*What you will do:* Across the data, every line with the word "Interferon" counts once; state the total alone.

*Source material:*
◆ ◆ ◆
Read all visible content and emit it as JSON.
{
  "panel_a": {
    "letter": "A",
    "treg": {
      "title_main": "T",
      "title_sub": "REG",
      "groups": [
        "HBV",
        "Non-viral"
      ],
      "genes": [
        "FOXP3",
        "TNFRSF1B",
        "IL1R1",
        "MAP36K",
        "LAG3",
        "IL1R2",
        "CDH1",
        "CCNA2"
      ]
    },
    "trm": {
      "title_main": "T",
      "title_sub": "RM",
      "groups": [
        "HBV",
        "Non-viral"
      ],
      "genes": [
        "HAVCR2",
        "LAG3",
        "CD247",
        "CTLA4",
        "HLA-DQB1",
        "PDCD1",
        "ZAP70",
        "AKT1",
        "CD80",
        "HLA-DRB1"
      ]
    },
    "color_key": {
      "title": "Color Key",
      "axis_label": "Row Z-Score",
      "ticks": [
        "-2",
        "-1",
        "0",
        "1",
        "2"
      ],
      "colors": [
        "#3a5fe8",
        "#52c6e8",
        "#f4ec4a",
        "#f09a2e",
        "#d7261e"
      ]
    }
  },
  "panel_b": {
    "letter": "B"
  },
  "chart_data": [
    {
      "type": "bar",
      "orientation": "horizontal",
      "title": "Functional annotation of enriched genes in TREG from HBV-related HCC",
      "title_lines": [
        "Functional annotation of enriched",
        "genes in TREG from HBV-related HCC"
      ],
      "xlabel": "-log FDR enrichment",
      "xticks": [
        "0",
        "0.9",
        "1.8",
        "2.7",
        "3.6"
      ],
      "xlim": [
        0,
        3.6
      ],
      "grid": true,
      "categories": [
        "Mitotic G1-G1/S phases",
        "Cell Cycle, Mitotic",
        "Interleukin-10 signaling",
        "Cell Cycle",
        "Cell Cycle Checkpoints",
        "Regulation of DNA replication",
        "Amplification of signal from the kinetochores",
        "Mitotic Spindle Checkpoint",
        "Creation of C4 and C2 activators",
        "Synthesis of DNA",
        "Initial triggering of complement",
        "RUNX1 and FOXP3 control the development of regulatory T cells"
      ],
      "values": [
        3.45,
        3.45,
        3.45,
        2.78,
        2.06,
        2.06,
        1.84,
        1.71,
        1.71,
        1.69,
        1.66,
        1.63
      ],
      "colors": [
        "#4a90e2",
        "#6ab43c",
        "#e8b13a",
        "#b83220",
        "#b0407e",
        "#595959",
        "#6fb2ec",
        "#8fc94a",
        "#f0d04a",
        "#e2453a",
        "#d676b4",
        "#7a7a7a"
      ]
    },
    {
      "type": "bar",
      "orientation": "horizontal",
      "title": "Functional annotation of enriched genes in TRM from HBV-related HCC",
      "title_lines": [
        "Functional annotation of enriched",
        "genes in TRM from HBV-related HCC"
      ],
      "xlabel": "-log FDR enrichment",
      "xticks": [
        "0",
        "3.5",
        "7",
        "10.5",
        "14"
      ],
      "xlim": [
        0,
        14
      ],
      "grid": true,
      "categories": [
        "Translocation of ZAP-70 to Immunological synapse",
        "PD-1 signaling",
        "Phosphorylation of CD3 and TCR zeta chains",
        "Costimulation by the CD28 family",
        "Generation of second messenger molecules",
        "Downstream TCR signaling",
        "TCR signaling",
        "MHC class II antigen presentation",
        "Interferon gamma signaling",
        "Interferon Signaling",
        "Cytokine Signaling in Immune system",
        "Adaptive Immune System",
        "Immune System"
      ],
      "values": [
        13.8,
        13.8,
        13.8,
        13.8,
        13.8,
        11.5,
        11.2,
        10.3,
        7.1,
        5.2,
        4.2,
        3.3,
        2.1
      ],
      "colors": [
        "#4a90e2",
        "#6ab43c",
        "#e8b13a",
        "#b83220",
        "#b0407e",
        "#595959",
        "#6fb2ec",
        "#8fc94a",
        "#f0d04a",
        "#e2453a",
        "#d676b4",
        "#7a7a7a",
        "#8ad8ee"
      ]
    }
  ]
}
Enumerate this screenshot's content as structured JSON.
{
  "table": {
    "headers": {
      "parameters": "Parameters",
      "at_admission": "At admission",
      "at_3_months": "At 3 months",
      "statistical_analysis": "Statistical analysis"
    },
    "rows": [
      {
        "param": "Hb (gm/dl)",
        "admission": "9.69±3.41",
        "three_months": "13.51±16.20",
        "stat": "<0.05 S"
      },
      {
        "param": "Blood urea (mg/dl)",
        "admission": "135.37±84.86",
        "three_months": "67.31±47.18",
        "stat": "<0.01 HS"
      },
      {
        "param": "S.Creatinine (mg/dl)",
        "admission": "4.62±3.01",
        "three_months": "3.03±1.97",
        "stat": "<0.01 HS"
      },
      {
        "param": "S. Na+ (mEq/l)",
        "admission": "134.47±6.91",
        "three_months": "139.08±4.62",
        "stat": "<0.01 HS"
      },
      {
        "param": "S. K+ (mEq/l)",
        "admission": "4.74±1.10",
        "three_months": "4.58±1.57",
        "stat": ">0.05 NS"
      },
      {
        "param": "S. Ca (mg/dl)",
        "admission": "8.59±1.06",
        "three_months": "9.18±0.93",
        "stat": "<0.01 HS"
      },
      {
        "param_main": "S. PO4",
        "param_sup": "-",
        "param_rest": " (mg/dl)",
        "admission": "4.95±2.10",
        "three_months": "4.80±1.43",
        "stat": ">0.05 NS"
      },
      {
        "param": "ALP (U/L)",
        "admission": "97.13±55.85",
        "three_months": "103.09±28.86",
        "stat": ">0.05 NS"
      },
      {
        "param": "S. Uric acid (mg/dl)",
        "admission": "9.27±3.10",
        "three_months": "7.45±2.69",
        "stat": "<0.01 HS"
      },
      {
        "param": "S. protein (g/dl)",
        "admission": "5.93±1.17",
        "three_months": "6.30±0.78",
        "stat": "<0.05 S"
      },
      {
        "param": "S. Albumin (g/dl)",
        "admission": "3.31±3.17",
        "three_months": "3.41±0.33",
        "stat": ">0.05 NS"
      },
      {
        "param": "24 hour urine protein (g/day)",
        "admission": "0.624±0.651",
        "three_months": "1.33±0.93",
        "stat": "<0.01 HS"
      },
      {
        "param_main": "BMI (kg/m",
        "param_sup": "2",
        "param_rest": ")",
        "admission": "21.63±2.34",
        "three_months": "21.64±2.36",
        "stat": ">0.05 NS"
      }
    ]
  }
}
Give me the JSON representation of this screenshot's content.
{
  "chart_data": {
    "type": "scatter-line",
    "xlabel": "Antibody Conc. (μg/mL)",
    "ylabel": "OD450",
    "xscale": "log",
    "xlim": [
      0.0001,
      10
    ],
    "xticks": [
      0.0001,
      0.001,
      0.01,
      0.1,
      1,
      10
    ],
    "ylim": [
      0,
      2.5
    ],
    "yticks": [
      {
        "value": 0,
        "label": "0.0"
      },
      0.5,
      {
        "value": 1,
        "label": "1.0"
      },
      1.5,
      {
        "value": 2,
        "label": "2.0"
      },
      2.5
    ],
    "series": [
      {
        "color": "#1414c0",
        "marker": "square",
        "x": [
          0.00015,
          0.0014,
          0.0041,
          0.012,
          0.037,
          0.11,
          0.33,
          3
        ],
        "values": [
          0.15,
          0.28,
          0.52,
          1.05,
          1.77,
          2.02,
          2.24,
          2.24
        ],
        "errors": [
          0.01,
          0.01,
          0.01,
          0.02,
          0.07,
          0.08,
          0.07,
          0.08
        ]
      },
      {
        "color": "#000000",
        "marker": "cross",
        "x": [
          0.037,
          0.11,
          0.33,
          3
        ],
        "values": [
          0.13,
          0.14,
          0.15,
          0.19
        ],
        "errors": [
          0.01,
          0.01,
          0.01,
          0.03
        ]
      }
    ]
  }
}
◆ ◆ ◆
*Exercise output:* 2